▶ _WORK TO COMPLETE_
Print the listing in its entirety and exactly, leaving out images.

▶ _TASK DATA_

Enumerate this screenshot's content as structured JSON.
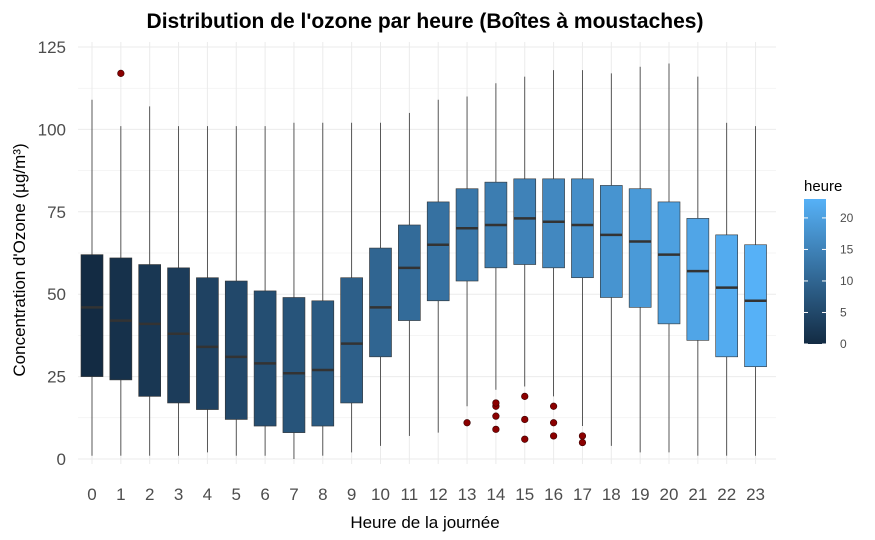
{
  "chart_data": {
    "type": "boxplot",
    "title": "Distribution de l'ozone par heure (Boîtes à moustaches)",
    "xlabel": "Heure de la journée",
    "ylabel": "Concentration d'Ozone (µg/m³)",
    "ylim": [
      0,
      125
    ],
    "yticks": [
      0,
      25,
      50,
      75,
      100,
      125
    ],
    "grid": true,
    "legend": {
      "title": "heure",
      "placement": "right",
      "type": "colorbar",
      "range": [
        0,
        23
      ],
      "ticks": [
        0,
        5,
        10,
        15,
        20
      ],
      "color_low": "#132b43",
      "color_high": "#56b1f7"
    },
    "outlier_color": "#8b0000",
    "categories": [
      "0",
      "1",
      "2",
      "3",
      "4",
      "5",
      "6",
      "7",
      "8",
      "9",
      "10",
      "11",
      "12",
      "13",
      "14",
      "15",
      "16",
      "17",
      "18",
      "19",
      "20",
      "21",
      "22",
      "23"
    ],
    "boxes": [
      {
        "hour": 0,
        "whisker_low": 1,
        "q1": 25,
        "median": 46,
        "q3": 62,
        "whisker_high": 109,
        "outliers": []
      },
      {
        "hour": 1,
        "whisker_low": 1,
        "q1": 24,
        "median": 42,
        "q3": 61,
        "whisker_high": 101,
        "outliers": [
          117
        ]
      },
      {
        "hour": 2,
        "whisker_low": 1,
        "q1": 19,
        "median": 41,
        "q3": 59,
        "whisker_high": 107,
        "outliers": []
      },
      {
        "hour": 3,
        "whisker_low": 1,
        "q1": 17,
        "median": 38,
        "q3": 58,
        "whisker_high": 101,
        "outliers": []
      },
      {
        "hour": 4,
        "whisker_low": 2,
        "q1": 15,
        "median": 34,
        "q3": 55,
        "whisker_high": 101,
        "outliers": []
      },
      {
        "hour": 5,
        "whisker_low": 1,
        "q1": 12,
        "median": 31,
        "q3": 54,
        "whisker_high": 101,
        "outliers": []
      },
      {
        "hour": 6,
        "whisker_low": 1,
        "q1": 10,
        "median": 29,
        "q3": 51,
        "whisker_high": 101,
        "outliers": []
      },
      {
        "hour": 7,
        "whisker_low": 0,
        "q1": 8,
        "median": 26,
        "q3": 49,
        "whisker_high": 102,
        "outliers": []
      },
      {
        "hour": 8,
        "whisker_low": 1,
        "q1": 10,
        "median": 27,
        "q3": 48,
        "whisker_high": 102,
        "outliers": []
      },
      {
        "hour": 9,
        "whisker_low": 2,
        "q1": 17,
        "median": 35,
        "q3": 55,
        "whisker_high": 102,
        "outliers": []
      },
      {
        "hour": 10,
        "whisker_low": 4,
        "q1": 31,
        "median": 46,
        "q3": 64,
        "whisker_high": 102,
        "outliers": []
      },
      {
        "hour": 11,
        "whisker_low": 7,
        "q1": 42,
        "median": 58,
        "q3": 71,
        "whisker_high": 105,
        "outliers": []
      },
      {
        "hour": 12,
        "whisker_low": 8,
        "q1": 48,
        "median": 65,
        "q3": 78,
        "whisker_high": 109,
        "outliers": []
      },
      {
        "hour": 13,
        "whisker_low": 16,
        "q1": 54,
        "median": 70,
        "q3": 82,
        "whisker_high": 110,
        "outliers": [
          11
        ]
      },
      {
        "hour": 14,
        "whisker_low": 21,
        "q1": 58,
        "median": 71,
        "q3": 84,
        "whisker_high": 114,
        "outliers": [
          9,
          13,
          16,
          17
        ]
      },
      {
        "hour": 15,
        "whisker_low": 22,
        "q1": 59,
        "median": 73,
        "q3": 85,
        "whisker_high": 116,
        "outliers": [
          6,
          12,
          19
        ]
      },
      {
        "hour": 16,
        "whisker_low": 19,
        "q1": 58,
        "median": 72,
        "q3": 85,
        "whisker_high": 118,
        "outliers": [
          7,
          11,
          16
        ]
      },
      {
        "hour": 17,
        "whisker_low": 10,
        "q1": 55,
        "median": 71,
        "q3": 85,
        "whisker_high": 118,
        "outliers": [
          5,
          7
        ]
      },
      {
        "hour": 18,
        "whisker_low": 4,
        "q1": 49,
        "median": 68,
        "q3": 83,
        "whisker_high": 117,
        "outliers": []
      },
      {
        "hour": 19,
        "whisker_low": 2,
        "q1": 46,
        "median": 66,
        "q3": 82,
        "whisker_high": 119,
        "outliers": []
      },
      {
        "hour": 20,
        "whisker_low": 2,
        "q1": 41,
        "median": 62,
        "q3": 78,
        "whisker_high": 120,
        "outliers": []
      },
      {
        "hour": 21,
        "whisker_low": 1,
        "q1": 36,
        "median": 57,
        "q3": 73,
        "whisker_high": 116,
        "outliers": []
      },
      {
        "hour": 22,
        "whisker_low": 1,
        "q1": 31,
        "median": 52,
        "q3": 68,
        "whisker_high": 102,
        "outliers": []
      },
      {
        "hour": 23,
        "whisker_low": 1,
        "q1": 28,
        "median": 48,
        "q3": 65,
        "whisker_high": 101,
        "outliers": []
      }
    ]
  }
}
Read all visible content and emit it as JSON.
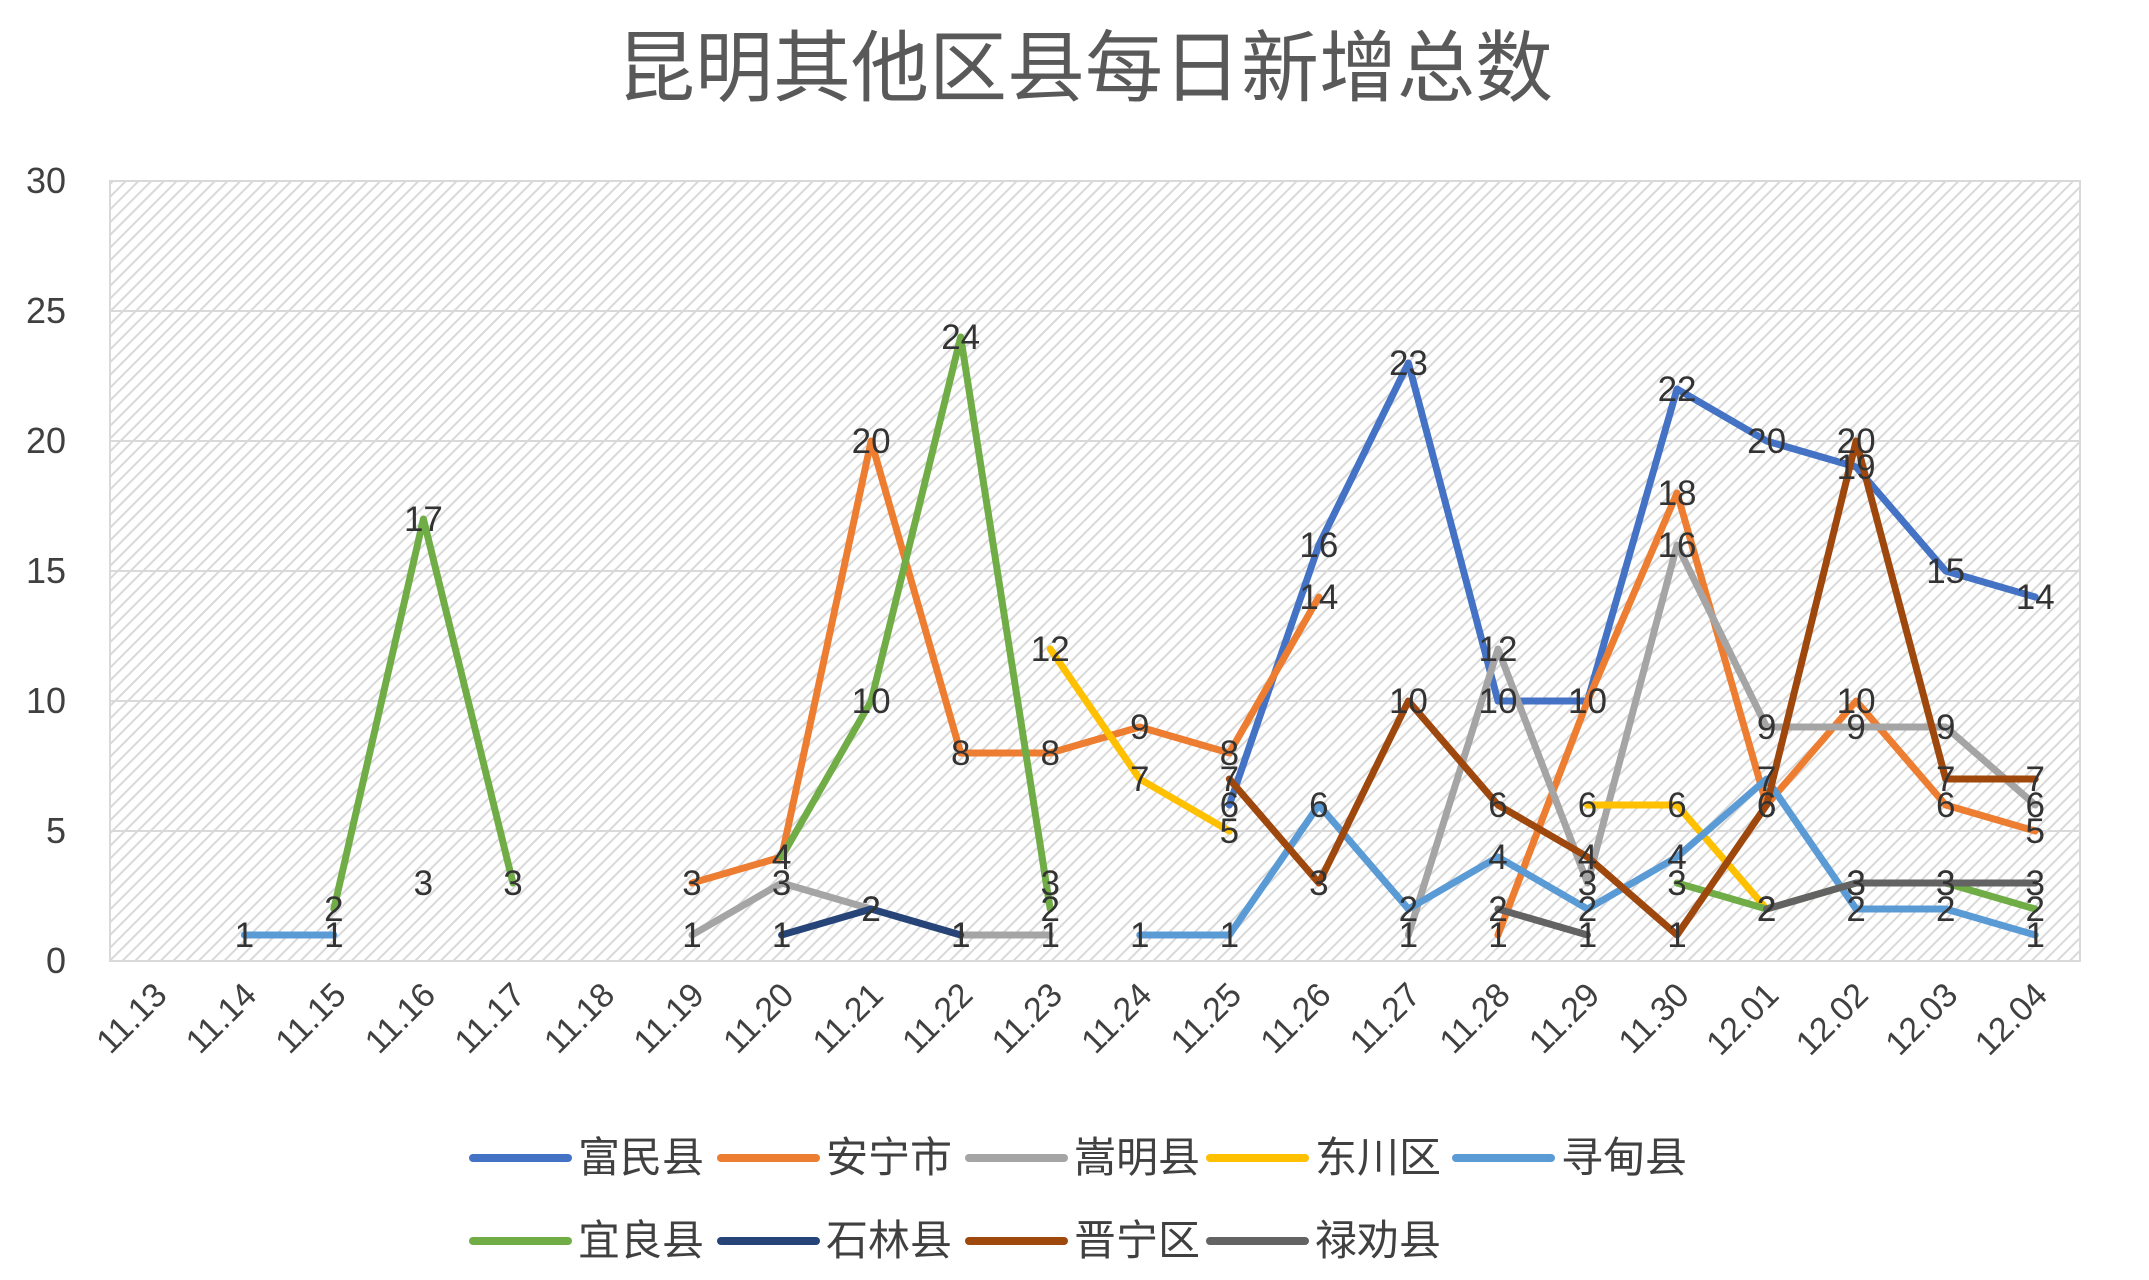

▶ _ANSWER FOR THIS EXERCISE_
Enumerate this screenshot's content as structured JSON.
{
  "chart_data": {
    "type": "boxplot",
    "title": "Distribution de l'ozone par heure (Boîtes à moustaches)",
    "xlabel": "Heure de la journée",
    "ylabel": "Concentration d'Ozone (µg/m³)",
    "ylim": [
      0,
      125
    ],
    "yticks": [
      0,
      25,
      50,
      75,
      100,
      125
    ],
    "grid": true,
    "legend": {
      "title": "heure",
      "placement": "right",
      "type": "colorbar",
      "range": [
        0,
        23
      ],
      "ticks": [
        0,
        5,
        10,
        15,
        20
      ],
      "color_low": "#132b43",
      "color_high": "#56b1f7"
    },
    "outlier_color": "#8b0000",
    "categories": [
      "0",
      "1",
      "2",
      "3",
      "4",
      "5",
      "6",
      "7",
      "8",
      "9",
      "10",
      "11",
      "12",
      "13",
      "14",
      "15",
      "16",
      "17",
      "18",
      "19",
      "20",
      "21",
      "22",
      "23"
    ],
    "boxes": [
      {
        "hour": 0,
        "whisker_low": 1,
        "q1": 25,
        "median": 46,
        "q3": 62,
        "whisker_high": 109,
        "outliers": []
      },
      {
        "hour": 1,
        "whisker_low": 1,
        "q1": 24,
        "median": 42,
        "q3": 61,
        "whisker_high": 101,
        "outliers": [
          117
        ]
      },
      {
        "hour": 2,
        "whisker_low": 1,
        "q1": 19,
        "median": 41,
        "q3": 59,
        "whisker_high": 107,
        "outliers": []
      },
      {
        "hour": 3,
        "whisker_low": 1,
        "q1": 17,
        "median": 38,
        "q3": 58,
        "whisker_high": 101,
        "outliers": []
      },
      {
        "hour": 4,
        "whisker_low": 2,
        "q1": 15,
        "median": 34,
        "q3": 55,
        "whisker_high": 101,
        "outliers": []
      },
      {
        "hour": 5,
        "whisker_low": 1,
        "q1": 12,
        "median": 31,
        "q3": 54,
        "whisker_high": 101,
        "outliers": []
      },
      {
        "hour": 6,
        "whisker_low": 1,
        "q1": 10,
        "median": 29,
        "q3": 51,
        "whisker_high": 101,
        "outliers": []
      },
      {
        "hour": 7,
        "whisker_low": 0,
        "q1": 8,
        "median": 26,
        "q3": 49,
        "whisker_high": 102,
        "outliers": []
      },
      {
        "hour": 8,
        "whisker_low": 1,
        "q1": 10,
        "median": 27,
        "q3": 48,
        "whisker_high": 102,
        "outliers": []
      },
      {
        "hour": 9,
        "whisker_low": 2,
        "q1": 17,
        "median": 35,
        "q3": 55,
        "whisker_high": 102,
        "outliers": []
      },
      {
        "hour": 10,
        "whisker_low": 4,
        "q1": 31,
        "median": 46,
        "q3": 64,
        "whisker_high": 102,
        "outliers": []
      },
      {
        "hour": 11,
        "whisker_low": 7,
        "q1": 42,
        "median": 58,
        "q3": 71,
        "whisker_high": 105,
        "outliers": []
      },
      {
        "hour": 12,
        "whisker_low": 8,
        "q1": 48,
        "median": 65,
        "q3": 78,
        "whisker_high": 109,
        "outliers": []
      },
      {
        "hour": 13,
        "whisker_low": 16,
        "q1": 54,
        "median": 70,
        "q3": 82,
        "whisker_high": 110,
        "outliers": [
          11
        ]
      },
      {
        "hour": 14,
        "whisker_low": 21,
        "q1": 58,
        "median": 71,
        "q3": 84,
        "whisker_high": 114,
        "outliers": [
          9,
          13,
          16,
          17
        ]
      },
      {
        "hour": 15,
        "whisker_low": 22,
        "q1": 59,
        "median": 73,
        "q3": 85,
        "whisker_high": 116,
        "outliers": [
          6,
          12,
          19
        ]
      },
      {
        "hour": 16,
        "whisker_low": 19,
        "q1": 58,
        "median": 72,
        "q3": 85,
        "whisker_high": 118,
        "outliers": [
          7,
          11,
          16
        ]
      },
      {
        "hour": 17,
        "whisker_low": 10,
        "q1": 55,
        "median": 71,
        "q3": 85,
        "whisker_high": 118,
        "outliers": [
          5,
          7
        ]
      },
      {
        "hour": 18,
        "whisker_low": 4,
        "q1": 49,
        "median": 68,
        "q3": 83,
        "whisker_high": 117,
        "outliers": []
      },
      {
        "hour": 19,
        "whisker_low": 2,
        "q1": 46,
        "median": 66,
        "q3": 82,
        "whisker_high": 119,
        "outliers": []
      },
      {
        "hour": 20,
        "whisker_low": 2,
        "q1": 41,
        "median": 62,
        "q3": 78,
        "whisker_high": 120,
        "outliers": []
      },
      {
        "hour": 21,
        "whisker_low": 1,
        "q1": 36,
        "median": 57,
        "q3": 73,
        "whisker_high": 116,
        "outliers": []
      },
      {
        "hour": 22,
        "whisker_low": 1,
        "q1": 31,
        "median": 52,
        "q3": 68,
        "whisker_high": 102,
        "outliers": []
      },
      {
        "hour": 23,
        "whisker_low": 1,
        "q1": 28,
        "median": 48,
        "q3": 65,
        "whisker_high": 101,
        "outliers": []
      }
    ]
  }
}
Read all visible content and emit it as JSON.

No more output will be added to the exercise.